**Exercise objective:** Your answer is a single number: the count of lines that contain the string "bagażnika".

**Entries taken from a collection:**
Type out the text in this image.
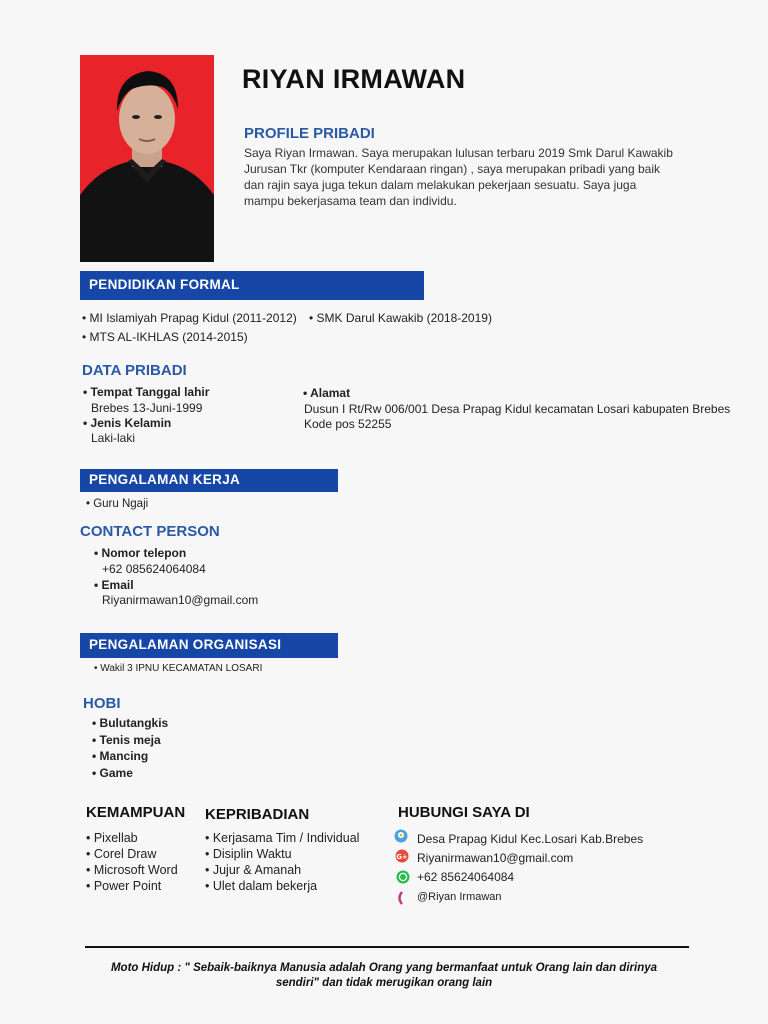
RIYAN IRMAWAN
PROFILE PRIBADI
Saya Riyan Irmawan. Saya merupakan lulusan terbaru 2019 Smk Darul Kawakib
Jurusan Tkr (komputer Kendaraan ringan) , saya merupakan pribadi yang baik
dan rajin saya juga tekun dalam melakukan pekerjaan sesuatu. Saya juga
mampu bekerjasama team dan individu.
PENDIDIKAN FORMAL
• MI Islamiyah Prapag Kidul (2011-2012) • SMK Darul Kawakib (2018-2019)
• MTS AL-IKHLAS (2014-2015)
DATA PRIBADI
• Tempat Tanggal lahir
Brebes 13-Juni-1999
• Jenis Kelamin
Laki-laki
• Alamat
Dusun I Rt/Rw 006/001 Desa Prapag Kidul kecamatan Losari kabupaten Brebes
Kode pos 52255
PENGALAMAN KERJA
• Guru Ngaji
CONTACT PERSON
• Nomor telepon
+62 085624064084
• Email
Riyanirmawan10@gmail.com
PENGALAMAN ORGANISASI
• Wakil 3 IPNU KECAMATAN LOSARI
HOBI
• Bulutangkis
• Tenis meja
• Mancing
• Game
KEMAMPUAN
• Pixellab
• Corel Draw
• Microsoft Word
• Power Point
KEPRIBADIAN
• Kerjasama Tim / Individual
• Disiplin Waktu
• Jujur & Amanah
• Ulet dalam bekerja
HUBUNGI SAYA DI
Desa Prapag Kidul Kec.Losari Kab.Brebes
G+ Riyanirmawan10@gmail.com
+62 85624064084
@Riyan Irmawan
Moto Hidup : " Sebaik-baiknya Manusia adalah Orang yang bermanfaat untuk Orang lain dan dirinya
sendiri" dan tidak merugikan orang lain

...

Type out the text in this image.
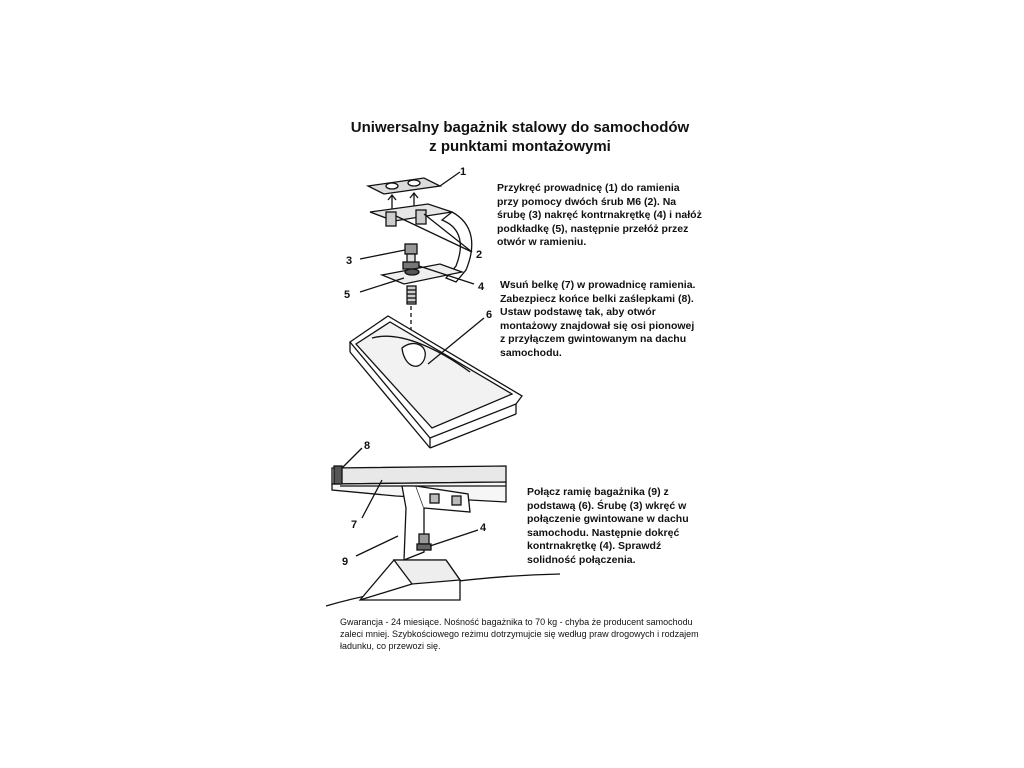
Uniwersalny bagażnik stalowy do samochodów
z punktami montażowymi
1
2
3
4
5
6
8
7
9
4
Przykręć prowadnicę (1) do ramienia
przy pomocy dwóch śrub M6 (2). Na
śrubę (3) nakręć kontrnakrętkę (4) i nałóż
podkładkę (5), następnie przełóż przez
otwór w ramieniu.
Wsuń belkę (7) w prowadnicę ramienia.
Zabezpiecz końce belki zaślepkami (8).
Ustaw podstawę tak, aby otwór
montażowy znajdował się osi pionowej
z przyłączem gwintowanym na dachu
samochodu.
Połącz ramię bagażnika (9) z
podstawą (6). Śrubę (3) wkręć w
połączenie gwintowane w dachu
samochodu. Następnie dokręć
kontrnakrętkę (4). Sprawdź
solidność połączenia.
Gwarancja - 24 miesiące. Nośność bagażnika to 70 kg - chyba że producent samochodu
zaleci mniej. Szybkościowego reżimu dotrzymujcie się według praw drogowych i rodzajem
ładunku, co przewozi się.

* * *

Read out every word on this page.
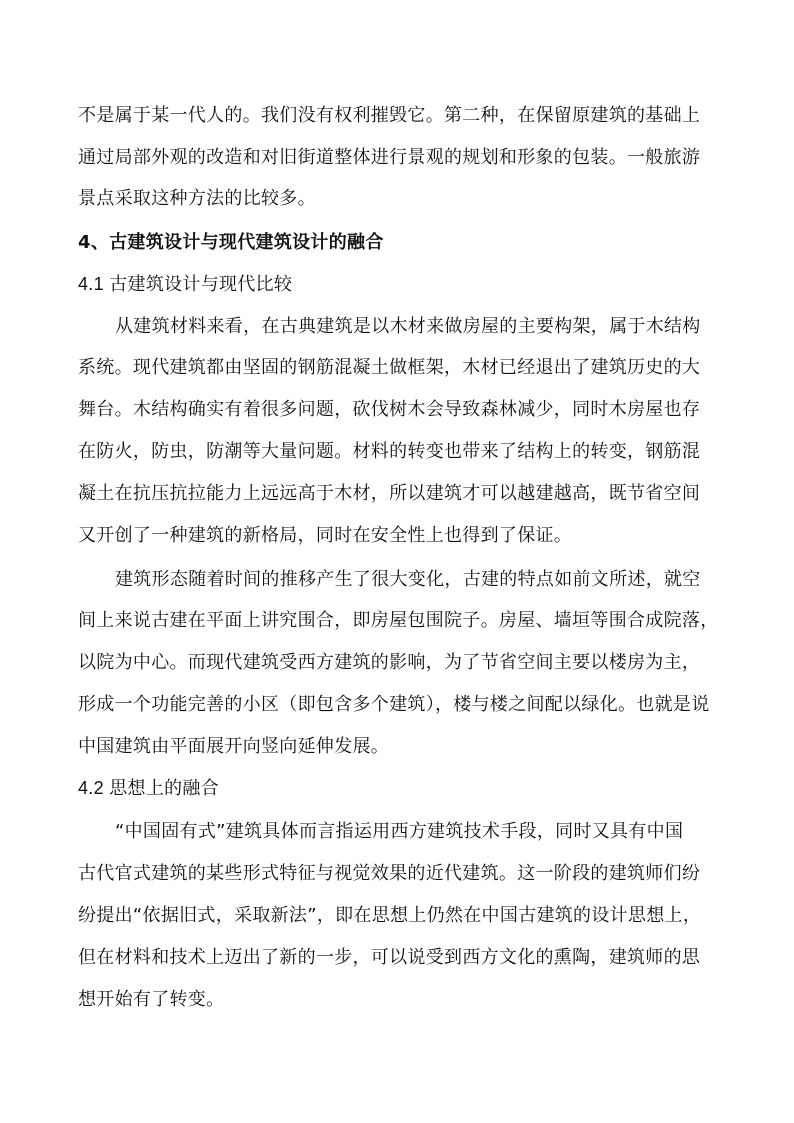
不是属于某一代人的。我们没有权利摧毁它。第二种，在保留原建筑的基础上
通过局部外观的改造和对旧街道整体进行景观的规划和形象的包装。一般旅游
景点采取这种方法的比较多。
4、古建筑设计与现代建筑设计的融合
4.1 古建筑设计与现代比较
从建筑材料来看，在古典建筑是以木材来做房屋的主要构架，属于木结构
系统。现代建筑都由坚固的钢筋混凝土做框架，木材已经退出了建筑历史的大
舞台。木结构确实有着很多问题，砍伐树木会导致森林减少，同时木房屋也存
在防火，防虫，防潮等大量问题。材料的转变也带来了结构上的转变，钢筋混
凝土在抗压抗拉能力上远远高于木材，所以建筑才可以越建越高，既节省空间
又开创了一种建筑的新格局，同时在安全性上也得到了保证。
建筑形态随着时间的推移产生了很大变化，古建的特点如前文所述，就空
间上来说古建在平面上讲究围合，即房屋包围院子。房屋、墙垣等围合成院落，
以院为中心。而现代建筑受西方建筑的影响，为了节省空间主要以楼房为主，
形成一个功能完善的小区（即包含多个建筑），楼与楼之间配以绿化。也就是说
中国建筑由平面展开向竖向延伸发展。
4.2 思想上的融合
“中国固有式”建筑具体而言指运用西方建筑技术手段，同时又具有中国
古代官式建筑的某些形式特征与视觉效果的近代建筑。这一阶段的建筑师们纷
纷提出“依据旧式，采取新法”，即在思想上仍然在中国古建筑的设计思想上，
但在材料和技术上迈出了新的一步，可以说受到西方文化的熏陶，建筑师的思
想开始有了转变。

**Answer below:** 2